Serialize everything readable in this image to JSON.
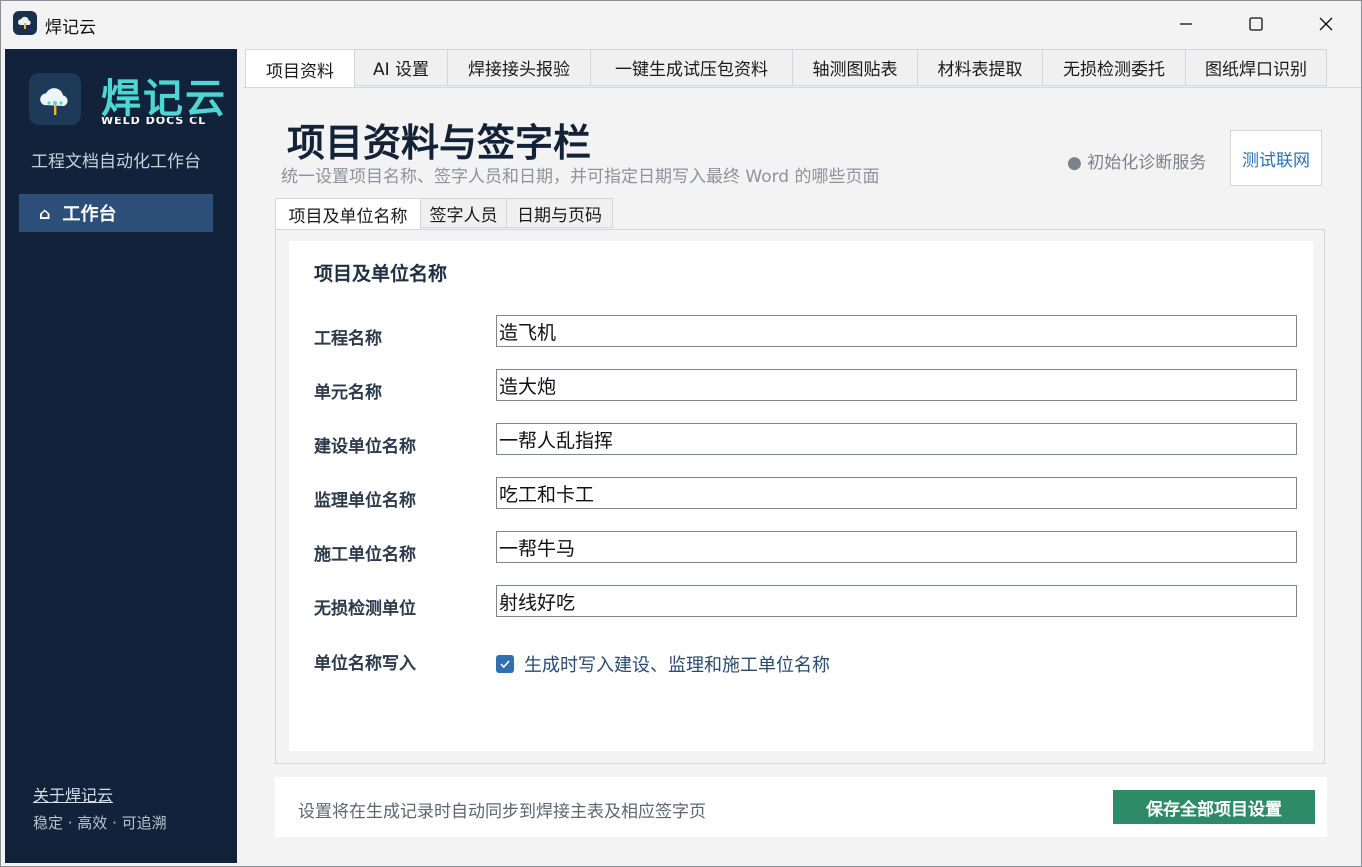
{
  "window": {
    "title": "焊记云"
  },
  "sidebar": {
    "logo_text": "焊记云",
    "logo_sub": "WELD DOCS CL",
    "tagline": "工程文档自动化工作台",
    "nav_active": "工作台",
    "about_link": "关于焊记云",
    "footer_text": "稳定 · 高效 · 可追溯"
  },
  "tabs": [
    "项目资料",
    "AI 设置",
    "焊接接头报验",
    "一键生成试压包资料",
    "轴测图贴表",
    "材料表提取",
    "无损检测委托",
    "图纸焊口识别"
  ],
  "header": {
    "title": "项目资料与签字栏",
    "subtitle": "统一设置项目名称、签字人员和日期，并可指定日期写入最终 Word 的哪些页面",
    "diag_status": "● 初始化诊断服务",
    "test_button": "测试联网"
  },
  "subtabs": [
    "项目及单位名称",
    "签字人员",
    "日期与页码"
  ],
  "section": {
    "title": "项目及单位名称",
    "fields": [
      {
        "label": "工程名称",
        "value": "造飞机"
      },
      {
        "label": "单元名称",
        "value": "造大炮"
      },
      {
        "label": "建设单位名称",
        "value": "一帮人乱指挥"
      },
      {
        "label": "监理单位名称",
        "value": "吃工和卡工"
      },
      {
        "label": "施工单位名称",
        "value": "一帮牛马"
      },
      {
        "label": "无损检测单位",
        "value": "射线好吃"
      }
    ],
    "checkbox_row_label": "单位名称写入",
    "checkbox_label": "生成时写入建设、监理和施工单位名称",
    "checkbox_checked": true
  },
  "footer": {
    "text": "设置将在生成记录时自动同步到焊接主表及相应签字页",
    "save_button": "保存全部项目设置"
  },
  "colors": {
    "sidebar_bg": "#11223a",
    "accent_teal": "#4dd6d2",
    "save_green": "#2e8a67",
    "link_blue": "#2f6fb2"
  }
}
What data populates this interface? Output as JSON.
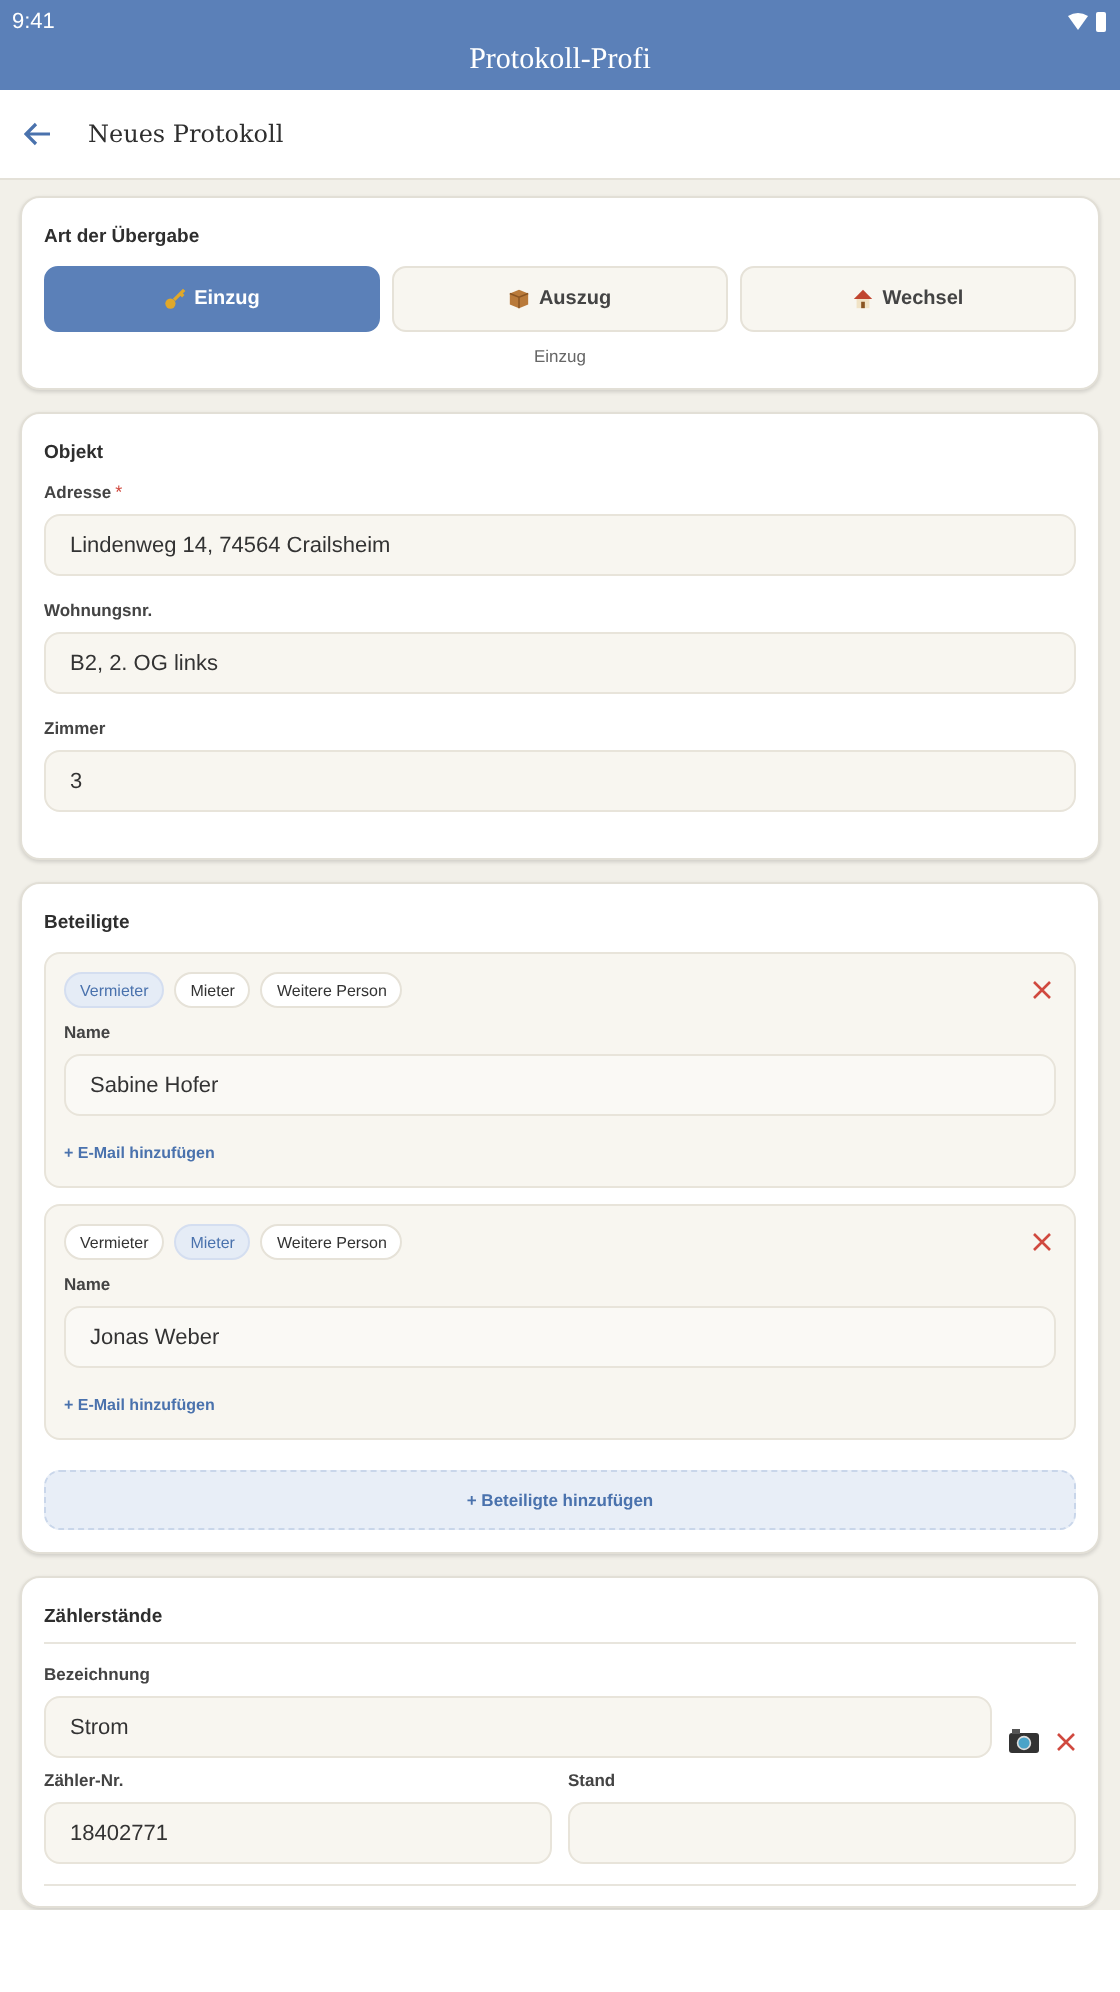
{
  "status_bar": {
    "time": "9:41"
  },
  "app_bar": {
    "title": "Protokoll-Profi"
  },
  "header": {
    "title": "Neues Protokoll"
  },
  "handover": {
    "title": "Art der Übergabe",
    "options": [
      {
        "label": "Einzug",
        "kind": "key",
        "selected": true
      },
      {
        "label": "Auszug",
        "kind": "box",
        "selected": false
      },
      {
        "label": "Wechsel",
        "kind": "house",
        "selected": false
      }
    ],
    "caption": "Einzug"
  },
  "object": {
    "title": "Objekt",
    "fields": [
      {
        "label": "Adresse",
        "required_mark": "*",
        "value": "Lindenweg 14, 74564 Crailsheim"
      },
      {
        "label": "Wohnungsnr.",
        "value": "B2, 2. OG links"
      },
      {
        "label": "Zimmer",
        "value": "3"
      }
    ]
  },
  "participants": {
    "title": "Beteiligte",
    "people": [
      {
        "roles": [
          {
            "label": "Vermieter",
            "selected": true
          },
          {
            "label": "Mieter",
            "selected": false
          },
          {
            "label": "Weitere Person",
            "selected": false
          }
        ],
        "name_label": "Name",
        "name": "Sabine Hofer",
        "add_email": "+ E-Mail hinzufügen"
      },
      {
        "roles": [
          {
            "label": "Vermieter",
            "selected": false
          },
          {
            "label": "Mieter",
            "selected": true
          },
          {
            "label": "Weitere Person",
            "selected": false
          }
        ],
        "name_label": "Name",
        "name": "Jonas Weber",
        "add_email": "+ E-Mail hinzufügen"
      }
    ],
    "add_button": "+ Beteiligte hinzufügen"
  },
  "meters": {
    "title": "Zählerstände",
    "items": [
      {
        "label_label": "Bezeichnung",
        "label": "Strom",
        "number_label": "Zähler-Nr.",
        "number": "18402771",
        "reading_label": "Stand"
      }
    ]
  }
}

TASK → The lines to collect are those holding the string "value"; copy them all.

WRITTEN RESPONSE →
        "value": "造飞机"
        "value": "造大炮"
        "value": "一帮人乱指挥"
        "value": "吃工和卡工"
        "value": "一帮牛马"
        "value": "射线好吃"
        "value": "Lindenweg 14, 74564 Crailsheim"
        "value": "B2, 2. OG links"
        "value": "3"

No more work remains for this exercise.